» Record list
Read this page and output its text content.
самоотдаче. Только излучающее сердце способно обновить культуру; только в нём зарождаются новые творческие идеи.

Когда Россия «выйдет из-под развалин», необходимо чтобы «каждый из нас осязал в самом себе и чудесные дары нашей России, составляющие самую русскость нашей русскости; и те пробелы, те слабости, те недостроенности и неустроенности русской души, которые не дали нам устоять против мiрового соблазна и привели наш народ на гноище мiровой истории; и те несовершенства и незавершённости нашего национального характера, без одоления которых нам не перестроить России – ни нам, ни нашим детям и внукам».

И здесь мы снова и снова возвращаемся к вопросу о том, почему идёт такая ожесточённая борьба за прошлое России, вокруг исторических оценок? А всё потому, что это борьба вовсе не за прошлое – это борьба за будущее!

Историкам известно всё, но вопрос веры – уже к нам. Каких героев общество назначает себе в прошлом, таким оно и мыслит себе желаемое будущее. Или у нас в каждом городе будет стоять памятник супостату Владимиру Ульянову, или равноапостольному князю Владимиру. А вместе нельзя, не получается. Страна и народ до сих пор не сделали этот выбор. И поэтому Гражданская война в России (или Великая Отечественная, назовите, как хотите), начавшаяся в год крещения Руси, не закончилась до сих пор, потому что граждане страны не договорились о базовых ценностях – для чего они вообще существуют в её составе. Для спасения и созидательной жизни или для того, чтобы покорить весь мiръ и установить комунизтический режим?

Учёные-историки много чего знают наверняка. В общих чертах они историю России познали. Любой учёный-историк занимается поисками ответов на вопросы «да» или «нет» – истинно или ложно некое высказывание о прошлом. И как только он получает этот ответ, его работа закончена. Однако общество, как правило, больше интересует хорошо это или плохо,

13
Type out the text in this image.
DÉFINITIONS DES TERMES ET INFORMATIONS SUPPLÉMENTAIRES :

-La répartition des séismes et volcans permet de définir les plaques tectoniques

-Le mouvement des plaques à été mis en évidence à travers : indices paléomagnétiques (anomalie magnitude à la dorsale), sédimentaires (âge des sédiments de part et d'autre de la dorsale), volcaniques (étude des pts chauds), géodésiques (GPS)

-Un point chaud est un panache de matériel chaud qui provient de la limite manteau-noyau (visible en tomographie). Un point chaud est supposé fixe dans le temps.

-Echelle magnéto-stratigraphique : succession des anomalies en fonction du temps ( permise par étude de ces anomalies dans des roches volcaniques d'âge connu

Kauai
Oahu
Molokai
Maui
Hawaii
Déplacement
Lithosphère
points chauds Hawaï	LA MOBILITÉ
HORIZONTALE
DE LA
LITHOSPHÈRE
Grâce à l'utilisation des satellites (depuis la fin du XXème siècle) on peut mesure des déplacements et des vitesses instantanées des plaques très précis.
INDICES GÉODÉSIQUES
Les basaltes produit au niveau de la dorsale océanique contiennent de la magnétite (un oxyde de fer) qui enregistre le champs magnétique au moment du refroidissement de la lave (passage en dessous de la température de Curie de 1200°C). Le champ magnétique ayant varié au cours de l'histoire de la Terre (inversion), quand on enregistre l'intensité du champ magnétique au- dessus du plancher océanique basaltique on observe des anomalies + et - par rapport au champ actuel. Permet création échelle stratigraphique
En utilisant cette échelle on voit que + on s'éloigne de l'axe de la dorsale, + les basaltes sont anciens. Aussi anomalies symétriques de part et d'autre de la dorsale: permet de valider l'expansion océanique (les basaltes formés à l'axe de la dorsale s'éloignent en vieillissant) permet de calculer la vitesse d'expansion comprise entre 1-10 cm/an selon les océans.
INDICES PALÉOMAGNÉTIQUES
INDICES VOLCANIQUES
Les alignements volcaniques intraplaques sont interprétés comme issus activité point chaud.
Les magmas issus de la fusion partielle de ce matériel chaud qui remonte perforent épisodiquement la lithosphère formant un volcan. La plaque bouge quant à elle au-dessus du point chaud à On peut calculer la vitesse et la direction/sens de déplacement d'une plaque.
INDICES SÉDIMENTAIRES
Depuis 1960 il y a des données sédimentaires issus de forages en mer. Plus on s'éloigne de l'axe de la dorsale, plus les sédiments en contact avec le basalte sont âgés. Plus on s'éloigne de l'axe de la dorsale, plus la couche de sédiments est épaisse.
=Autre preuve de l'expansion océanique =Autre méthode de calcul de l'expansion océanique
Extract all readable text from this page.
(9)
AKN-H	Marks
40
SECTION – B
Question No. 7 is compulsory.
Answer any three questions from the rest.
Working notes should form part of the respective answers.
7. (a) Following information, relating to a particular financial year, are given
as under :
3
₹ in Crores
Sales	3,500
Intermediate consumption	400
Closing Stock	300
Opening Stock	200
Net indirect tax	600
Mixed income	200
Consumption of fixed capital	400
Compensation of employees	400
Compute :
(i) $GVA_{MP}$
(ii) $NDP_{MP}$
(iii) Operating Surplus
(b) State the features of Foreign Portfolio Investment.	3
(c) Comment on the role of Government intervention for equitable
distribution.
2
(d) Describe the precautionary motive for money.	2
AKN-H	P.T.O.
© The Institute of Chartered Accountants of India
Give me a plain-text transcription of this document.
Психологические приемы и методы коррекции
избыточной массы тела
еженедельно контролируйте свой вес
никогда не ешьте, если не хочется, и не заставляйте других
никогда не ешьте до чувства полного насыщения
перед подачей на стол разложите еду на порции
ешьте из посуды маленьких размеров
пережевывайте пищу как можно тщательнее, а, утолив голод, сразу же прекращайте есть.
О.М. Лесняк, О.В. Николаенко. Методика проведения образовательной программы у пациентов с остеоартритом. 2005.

» Goal
Output the lines above verbatim and in full.

» Task response
Read this page and output its text content.
самоотдаче. Только излучающее сердце способно обновить культуру; только в нём зарождаются новые творческие идеи.

Когда Россия «выйдет из-под развалин», необходимо чтобы «каждый из нас осязал в самом себе и чудесные дары нашей России, составляющие самую русскость нашей русскости; и те пробелы, те слабости, те недостроенности и неустроенности русской души, которые не дали нам устоять против мiрового соблазна и привели наш народ на гноище мiровой истории; и те несовершенства и незавершённости нашего национального характера, без одоления которых нам не перестроить России – ни нам, ни нашим детям и внукам».

И здесь мы снова и снова возвращаемся к вопросу о том, почему идёт такая ожесточённая борьба за прошлое России, вокруг исторических оценок? А всё потому, что это борьба вовсе не за прошлое – это борьба за будущее!

Историкам известно всё, но вопрос веры – уже к нам. Каких героев общество назначает себе в прошлом, таким оно и мыслит себе желаемое будущее. Или у нас в каждом городе будет стоять памятник супостату Владимиру Ульянову, или равноапостольному князю Владимиру. А вместе нельзя, не получается. Страна и народ до сих пор не сделали этот выбор. И поэтому Гражданская война в России (или Великая Отечественная, назовите, как хотите), начавшаяся в год крещения Руси, не закончилась до сих пор, потому что граждане страны не договорились о базовых ценностях – для чего они вообще существуют в её составе. Для спасения и созидательной жизни или для того, чтобы покорить весь мiръ и установить комунизтический режим?

Учёные-историки много чего знают наверняка. В общих чертах они историю России познали. Любой учёный-историк занимается поисками ответов на вопросы «да» или «нет» – истинно или ложно некое высказывание о прошлом. И как только он получает этот ответ, его работа закончена. Однако общество, как правило, больше интересует хорошо это или плохо,

13
Type out the text in this image.
DÉFINITIONS DES TERMES ET INFORMATIONS SUPPLÉMENTAIRES :

-La répartition des séismes et volcans permet de définir les plaques tectoniques

-Le mouvement des plaques à été mis en évidence à travers : indices paléomagnétiques (anomalie magnitude à la dorsale), sédimentaires (âge des sédiments de part et d'autre de la dorsale), volcaniques (étude des pts chauds), géodésiques (GPS)

-Un point chaud est un panache de matériel chaud qui provient de la limite manteau-noyau (visible en tomographie). Un point chaud est supposé fixe dans le temps.

-Echelle magnéto-stratigraphique : succession des anomalies en fonction du temps ( permise par étude de ces anomalies dans des roches volcaniques d'âge connu

Kauai
Oahu
Molokai
Maui
Hawaii
Déplacement
Lithosphère
points chauds Hawaï	LA MOBILITÉ
HORIZONTALE
DE LA
LITHOSPHÈRE
Grâce à l'utilisation des satellites (depuis la fin du XXème siècle) on peut mesure des déplacements et des vitesses instantanées des plaques très précis.
INDICES GÉODÉSIQUES
Les basaltes produit au niveau de la dorsale océanique contiennent de la magnétite (un oxyde de fer) qui enregistre le champs magnétique au moment du refroidissement de la lave (passage en dessous de la température de Curie de 1200°C). Le champ magnétique ayant varié au cours de l'histoire de la Terre (inversion), quand on enregistre l'intensité du champ magnétique au- dessus du plancher océanique basaltique on observe des anomalies + et - par rapport au champ actuel. Permet création échelle stratigraphique
En utilisant cette échelle on voit que + on s'éloigne de l'axe de la dorsale, + les basaltes sont anciens. Aussi anomalies symétriques de part et d'autre de la dorsale: permet de valider l'expansion océanique (les basaltes formés à l'axe de la dorsale s'éloignent en vieillissant) permet de calculer la vitesse d'expansion comprise entre 1-10 cm/an selon les océans.
INDICES PALÉOMAGNÉTIQUES
INDICES VOLCANIQUES
Les alignements volcaniques intraplaques sont interprétés comme issus activité point chaud.
Les magmas issus de la fusion partielle de ce matériel chaud qui remonte perforent épisodiquement la lithosphère formant un volcan. La plaque bouge quant à elle au-dessus du point chaud à On peut calculer la vitesse et la direction/sens de déplacement d'une plaque.
INDICES SÉDIMENTAIRES
Depuis 1960 il y a des données sédimentaires issus de forages en mer. Plus on s'éloigne de l'axe de la dorsale, plus les sédiments en contact avec le basalte sont âgés. Plus on s'éloigne de l'axe de la dorsale, plus la couche de sédiments est épaisse.
=Autre preuve de l'expansion océanique =Autre méthode de calcul de l'expansion océanique
Extract all readable text from this page.
(9)
AKN-H	Marks
40
SECTION – B
Question No. 7 is compulsory.
Answer any three questions from the rest.
Working notes should form part of the respective answers.
7. (a) Following information, relating to a particular financial year, are given
as under :
3
₹ in Crores
Sales	3,500
Intermediate consumption	400
Closing Stock	300
Opening Stock	200
Net indirect tax	600
Mixed income	200
Consumption of fixed capital	400
Compensation of employees	400
Compute :
(i) $GVA_{MP}$
(ii) $NDP_{MP}$
(iii) Operating Surplus
(b) State the features of Foreign Portfolio Investment.	3
(c) Comment on the role of Government intervention for equitable
distribution.
2
(d) Describe the precautionary motive for money.	2
AKN-H	P.T.O.
© The Institute of Chartered Accountants of India
Give me a plain-text transcription of this document.
Психологические приемы и методы коррекции
избыточной массы тела
еженедельно контролируйте свой вес
никогда не ешьте, если не хочется, и не заставляйте других
никогда не ешьте до чувства полного насыщения
перед подачей на стол разложите еду на порции
ешьте из посуды маленьких размеров
пережевывайте пищу как можно тщательнее, а, утолив голод, сразу же прекращайте есть.
О.М. Лесняк, О.В. Николаенко. Методика проведения образовательной программы у пациентов с остеоартритом. 2005.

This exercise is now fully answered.